■ **Written request 1**:
Reproduce the entries verbatim, starting at the first line of the entries and ending with the line that contains "- staticText: 1200 MHz: [47, 46, 61, 50]".

■ **Extract to read**:
--- START ---
That will matter even more with another World Cup coming. His third already, which feels slightly ridiculous until you remember that Mbappé has been doing grown-up football things since he was barely out of childhood.

“This will be my third time at a World Cup, which is crazy when I think about it,” he says. “I feel proud every single time I represent France.” Experience helps, he says, but only to a point. It teaches you how to deal with emotion, pressure and stress. It gives you reference points. But history does not finish chances.

“Once the game starts, experience doesn’t score goals for you.” That might be the most Mbappé sentence in the whole conversation. Direct, competitive, slightly cold. The past is nice. And so are medals. But the next game does not care.

“The World Cup is different because every player on that pitch is giving everything for their country. Everyone is ready to suffer and sacrifice to put their nation at the top of the world. So when I step onto the pitch, I’m not thinking about what I’ve already achieved or what I won before. None of that gives you an advantage in that moment.”
--- END ---
■ **Written request 2**:
Answer each question from the Mbappé interview excerpt, one per line:
(a) Which World Cup will the coming one be for Mbappé?
(b) According to Mbappé, what does experience teach you how to deal with?
(c) What does he say everyone at the World Cup is ready to do?

■ **Material to process**:
--- START ---
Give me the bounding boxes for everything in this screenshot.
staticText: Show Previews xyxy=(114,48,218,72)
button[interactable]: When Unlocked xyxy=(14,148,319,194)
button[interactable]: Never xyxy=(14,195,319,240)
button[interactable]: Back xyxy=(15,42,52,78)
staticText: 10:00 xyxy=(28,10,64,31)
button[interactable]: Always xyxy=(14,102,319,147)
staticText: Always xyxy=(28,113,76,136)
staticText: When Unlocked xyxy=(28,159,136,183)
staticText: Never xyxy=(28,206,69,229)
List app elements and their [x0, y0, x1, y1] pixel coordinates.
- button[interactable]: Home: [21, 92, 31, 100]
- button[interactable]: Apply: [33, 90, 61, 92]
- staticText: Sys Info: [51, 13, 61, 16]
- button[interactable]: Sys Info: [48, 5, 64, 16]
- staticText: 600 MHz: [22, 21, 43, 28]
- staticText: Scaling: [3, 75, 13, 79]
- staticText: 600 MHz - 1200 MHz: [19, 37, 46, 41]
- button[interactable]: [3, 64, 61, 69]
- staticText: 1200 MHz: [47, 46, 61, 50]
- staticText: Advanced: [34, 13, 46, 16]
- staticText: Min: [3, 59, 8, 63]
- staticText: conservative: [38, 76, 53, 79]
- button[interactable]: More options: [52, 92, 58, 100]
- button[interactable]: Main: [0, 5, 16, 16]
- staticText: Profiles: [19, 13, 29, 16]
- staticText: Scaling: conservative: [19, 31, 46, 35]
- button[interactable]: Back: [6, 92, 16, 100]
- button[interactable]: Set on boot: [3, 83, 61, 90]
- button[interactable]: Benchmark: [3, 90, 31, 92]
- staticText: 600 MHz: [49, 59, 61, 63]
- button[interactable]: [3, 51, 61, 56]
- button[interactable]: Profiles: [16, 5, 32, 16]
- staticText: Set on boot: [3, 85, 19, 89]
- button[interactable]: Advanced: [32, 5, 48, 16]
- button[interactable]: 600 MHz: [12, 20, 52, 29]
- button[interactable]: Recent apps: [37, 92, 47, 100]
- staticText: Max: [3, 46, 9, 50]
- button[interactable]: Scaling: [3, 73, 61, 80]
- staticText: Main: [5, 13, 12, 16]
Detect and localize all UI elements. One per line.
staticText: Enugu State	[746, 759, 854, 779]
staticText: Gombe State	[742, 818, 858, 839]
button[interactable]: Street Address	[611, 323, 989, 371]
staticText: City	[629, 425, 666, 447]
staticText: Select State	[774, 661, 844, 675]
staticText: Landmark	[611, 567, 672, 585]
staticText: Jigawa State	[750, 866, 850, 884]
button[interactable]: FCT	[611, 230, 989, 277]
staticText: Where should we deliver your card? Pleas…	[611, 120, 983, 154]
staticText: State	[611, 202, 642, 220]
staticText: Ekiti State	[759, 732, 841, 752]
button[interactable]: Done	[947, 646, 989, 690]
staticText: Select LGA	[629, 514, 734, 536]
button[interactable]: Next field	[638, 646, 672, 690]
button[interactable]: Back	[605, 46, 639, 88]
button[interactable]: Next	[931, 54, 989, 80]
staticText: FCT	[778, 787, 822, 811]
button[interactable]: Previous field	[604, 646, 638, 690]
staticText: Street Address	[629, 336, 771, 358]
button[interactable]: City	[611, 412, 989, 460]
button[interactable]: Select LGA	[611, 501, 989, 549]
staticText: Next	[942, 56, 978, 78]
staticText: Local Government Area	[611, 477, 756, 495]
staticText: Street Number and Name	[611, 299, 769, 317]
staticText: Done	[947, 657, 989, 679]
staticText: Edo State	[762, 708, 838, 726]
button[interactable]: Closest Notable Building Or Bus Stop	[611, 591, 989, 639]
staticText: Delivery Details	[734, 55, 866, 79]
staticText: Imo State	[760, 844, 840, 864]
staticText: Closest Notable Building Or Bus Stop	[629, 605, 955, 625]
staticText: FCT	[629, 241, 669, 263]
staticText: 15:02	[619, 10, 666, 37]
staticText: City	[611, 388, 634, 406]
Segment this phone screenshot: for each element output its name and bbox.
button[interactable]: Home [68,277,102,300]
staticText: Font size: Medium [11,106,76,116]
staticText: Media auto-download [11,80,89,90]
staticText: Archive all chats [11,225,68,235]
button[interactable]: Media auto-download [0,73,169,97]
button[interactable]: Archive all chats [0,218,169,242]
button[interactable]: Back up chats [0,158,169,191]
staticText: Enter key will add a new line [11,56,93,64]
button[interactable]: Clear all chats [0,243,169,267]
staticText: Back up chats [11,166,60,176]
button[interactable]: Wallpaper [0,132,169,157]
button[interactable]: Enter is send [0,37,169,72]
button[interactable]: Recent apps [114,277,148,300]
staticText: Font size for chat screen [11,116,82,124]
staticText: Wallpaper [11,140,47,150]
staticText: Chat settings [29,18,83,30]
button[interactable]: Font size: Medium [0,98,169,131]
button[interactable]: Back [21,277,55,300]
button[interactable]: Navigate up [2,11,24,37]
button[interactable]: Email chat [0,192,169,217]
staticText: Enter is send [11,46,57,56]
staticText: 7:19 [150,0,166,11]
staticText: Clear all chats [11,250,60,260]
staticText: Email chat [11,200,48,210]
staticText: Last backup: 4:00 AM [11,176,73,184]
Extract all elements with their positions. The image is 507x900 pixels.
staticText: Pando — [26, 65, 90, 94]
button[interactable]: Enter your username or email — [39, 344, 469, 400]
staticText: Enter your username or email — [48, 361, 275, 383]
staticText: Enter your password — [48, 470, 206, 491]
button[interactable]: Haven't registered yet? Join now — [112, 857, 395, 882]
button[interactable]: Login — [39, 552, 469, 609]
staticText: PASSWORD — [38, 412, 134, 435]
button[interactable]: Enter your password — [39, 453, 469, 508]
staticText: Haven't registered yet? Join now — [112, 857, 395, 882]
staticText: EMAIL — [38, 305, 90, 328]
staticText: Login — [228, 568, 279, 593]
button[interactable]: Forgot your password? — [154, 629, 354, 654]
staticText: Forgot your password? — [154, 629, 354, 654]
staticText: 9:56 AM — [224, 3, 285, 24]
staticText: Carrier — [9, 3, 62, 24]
--- END ---
■ **Solution 1**:
Give me the bounding boxes for everything in this screenshot.
staticText: Show Previews xyxy=(114,48,218,72)
button[interactable]: When Unlocked xyxy=(14,148,319,194)
button[interactable]: Never xyxy=(14,195,319,240)
button[interactable]: Back xyxy=(15,42,52,78)
staticText: 10:00 xyxy=(28,10,64,31)
button[interactable]: Always xyxy=(14,102,319,147)
staticText: Always xyxy=(28,113,76,136)
staticText: When Unlocked xyxy=(28,159,136,183)
staticText: Never xyxy=(28,206,69,229)
List app elements and their [x0, y0, x1, y1] pixel coordinates.
- button[interactable]: Home: [21, 92, 31, 100]
- button[interactable]: Apply: [33, 90, 61, 92]
- staticText: Sys Info: [51, 13, 61, 16]
- button[interactable]: Sys Info: [48, 5, 64, 16]
- staticText: 600 MHz: [22, 21, 43, 28]
- staticText: Scaling: [3, 75, 13, 79]
- staticText: 600 MHz - 1200 MHz: [19, 37, 46, 41]
- button[interactable]: [3, 64, 61, 69]
- staticText: 1200 MHz: [47, 46, 61, 50]

■ **Solution 2**:
(a) His third.
(b) Emotion, pressure and stress.
(c) Suffer and sacrifice to put their nation at the top of the world.